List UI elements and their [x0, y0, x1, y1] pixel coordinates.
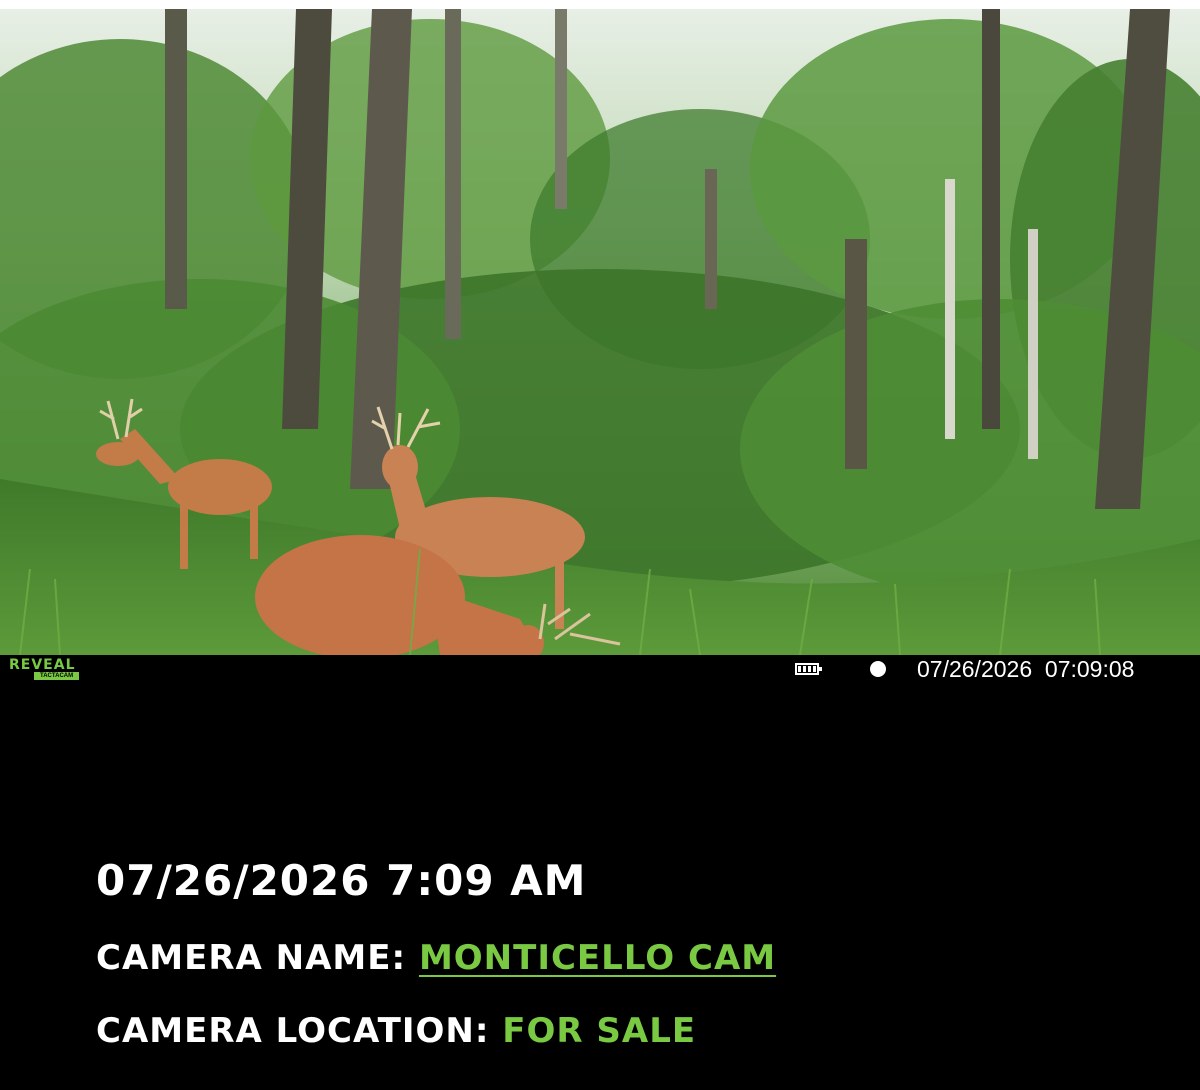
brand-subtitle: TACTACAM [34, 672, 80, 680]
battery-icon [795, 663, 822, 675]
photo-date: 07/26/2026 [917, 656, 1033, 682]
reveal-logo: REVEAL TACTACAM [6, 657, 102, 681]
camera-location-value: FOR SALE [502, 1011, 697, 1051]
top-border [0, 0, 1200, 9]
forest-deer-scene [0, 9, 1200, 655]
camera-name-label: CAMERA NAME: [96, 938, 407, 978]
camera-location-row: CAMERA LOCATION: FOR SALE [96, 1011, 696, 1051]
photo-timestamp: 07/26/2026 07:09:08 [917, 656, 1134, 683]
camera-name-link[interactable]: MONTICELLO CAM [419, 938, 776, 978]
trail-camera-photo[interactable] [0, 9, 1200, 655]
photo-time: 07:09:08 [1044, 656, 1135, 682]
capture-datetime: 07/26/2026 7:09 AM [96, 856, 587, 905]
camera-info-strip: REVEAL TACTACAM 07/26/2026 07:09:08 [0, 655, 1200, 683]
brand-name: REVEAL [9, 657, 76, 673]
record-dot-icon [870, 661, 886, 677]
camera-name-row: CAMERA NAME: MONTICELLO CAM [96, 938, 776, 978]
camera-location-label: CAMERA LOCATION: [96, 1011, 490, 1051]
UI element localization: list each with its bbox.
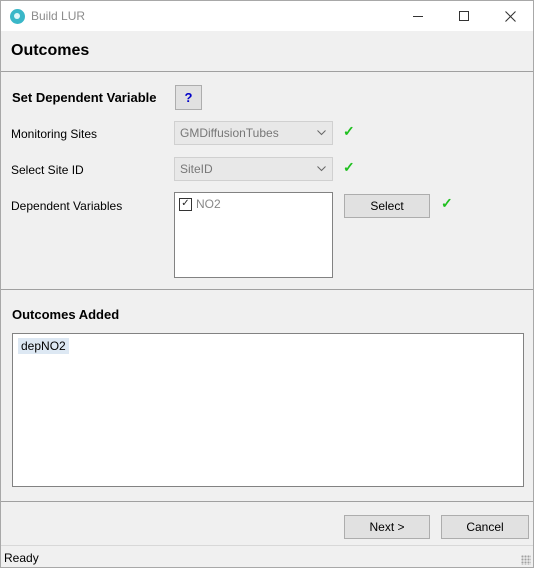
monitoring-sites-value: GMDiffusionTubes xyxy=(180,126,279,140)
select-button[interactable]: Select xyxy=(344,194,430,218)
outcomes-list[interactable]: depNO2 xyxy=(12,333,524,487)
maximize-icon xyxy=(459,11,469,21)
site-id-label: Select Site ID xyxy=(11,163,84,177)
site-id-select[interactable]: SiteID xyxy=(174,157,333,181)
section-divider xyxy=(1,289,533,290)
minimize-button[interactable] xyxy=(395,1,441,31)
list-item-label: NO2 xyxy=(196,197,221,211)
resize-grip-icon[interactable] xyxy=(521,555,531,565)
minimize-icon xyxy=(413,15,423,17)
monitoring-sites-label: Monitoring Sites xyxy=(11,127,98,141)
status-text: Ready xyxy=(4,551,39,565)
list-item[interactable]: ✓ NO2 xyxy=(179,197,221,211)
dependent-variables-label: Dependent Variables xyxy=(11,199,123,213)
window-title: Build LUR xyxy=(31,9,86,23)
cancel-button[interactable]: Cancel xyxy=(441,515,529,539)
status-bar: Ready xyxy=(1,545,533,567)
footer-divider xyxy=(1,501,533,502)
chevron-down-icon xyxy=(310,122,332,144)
:::::
Could you format every line of the rows above as a JSON list of strings, one string per line, with blank lines and the pictures left out?

**Output of the exercise:**
[
  "List UI elements and their [x0, y0, x1, y1] pixel coordinates.",
  "brand-subtitle: TACTACAM [34, 672, 80, 680]",
  "battery-icon [795, 663, 822, 675]",
  "photo-date: 07/26/2026 [917, 656, 1033, 682]",
  "reveal-logo: REVEAL TACTACAM [6, 657, 102, 681]",
  "camera-location-value: FOR SALE [502, 1011, 697, 1051]",
  "top-border [0, 0, 1200, 9]",
  "forest-deer-scene [0, 9, 1200, 655]",
  "camera-name-label: CAMERA NAME: [96, 938, 407, 978]",
  "camera-location-row: CAMERA LOCATION: FOR SALE [96, 1011, 696, 1051]",
  "photo-timestamp: 07/26/2026 07:09:08 [917, 656, 1134, 683]",
  "camera-name-link[interactable]: MONTICELLO CAM [419, 938, 776, 978]",
  "trail-camera-photo[interactable] [0, 9, 1200, 655]",
  "photo-time: 07:09:08 [1044, 656, 1135, 682]",
  "capture-datetime: 07/26/2026 7:09 AM [96, 856, 587, 905]",
  "camera-info-strip: REVEAL TACTACAM 07/26/2026 07:09:08 [0, 655, 1200, 683]",
  "brand-name: REVEAL [9, 657, 76, 673]",
  "record-dot-icon [870, 661, 886, 677]",
  "camera-name-row: CAMERA NAME: MONTICELLO CAM [96, 938, 776, 978]",
  "camera-location-label: CAMERA LOCATION: [96, 1011, 490, 1051]",
  "UI element localization: list each with its bbox.",
  "monitoring-sites-value: GMDiffusionTubes xyxy=(180,126,279,140)",
  "select-button[interactable]: Select xyxy=(344,194,430,218)",
  "outcomes-list[interactable]: depNO2 xyxy=(12,333,524,487)",
  "maximize-icon xyxy=(459,11,469,21)",
  "site-id-label: Select Site ID xyxy=(11,163,84,177)",
  "site-id-select[interactable]: SiteID xyxy=(174,157,333,181)",
  "section-divider xyxy=(1,289,533,290)",
  "minimize-button[interactable] xyxy=(395,1,441,31)",
  "list-item-label: NO2 xyxy=(196,197,221,211)",
  "resize-grip-icon[interactable] xyxy=(521,555,531,565)",
  "minimize-icon xyxy=(413,15,423,17)",
  "monitoring-sites-label: Monitoring Sites xyxy=(11,127,98,141)",
  "status-text: Ready xyxy=(4,551,39,565)",
  "list-item[interactable]: ✓ NO2 xyxy=(179,197,221,211)",
  "dependent-variables-label: Dependent Variables xyxy=(11,199,123,213)",
  "window-title: Build LUR xyxy=(31,9,86,23)",
  "cancel-button[interactable]: Cancel xyxy=(441,515,529,539)",
  "status-bar: Ready xyxy=(1,545,533,567)",
  "footer-divider xyxy=(1,501,533,502)",
  "chevron-down-icon xyxy=(310,122,332,144)"
]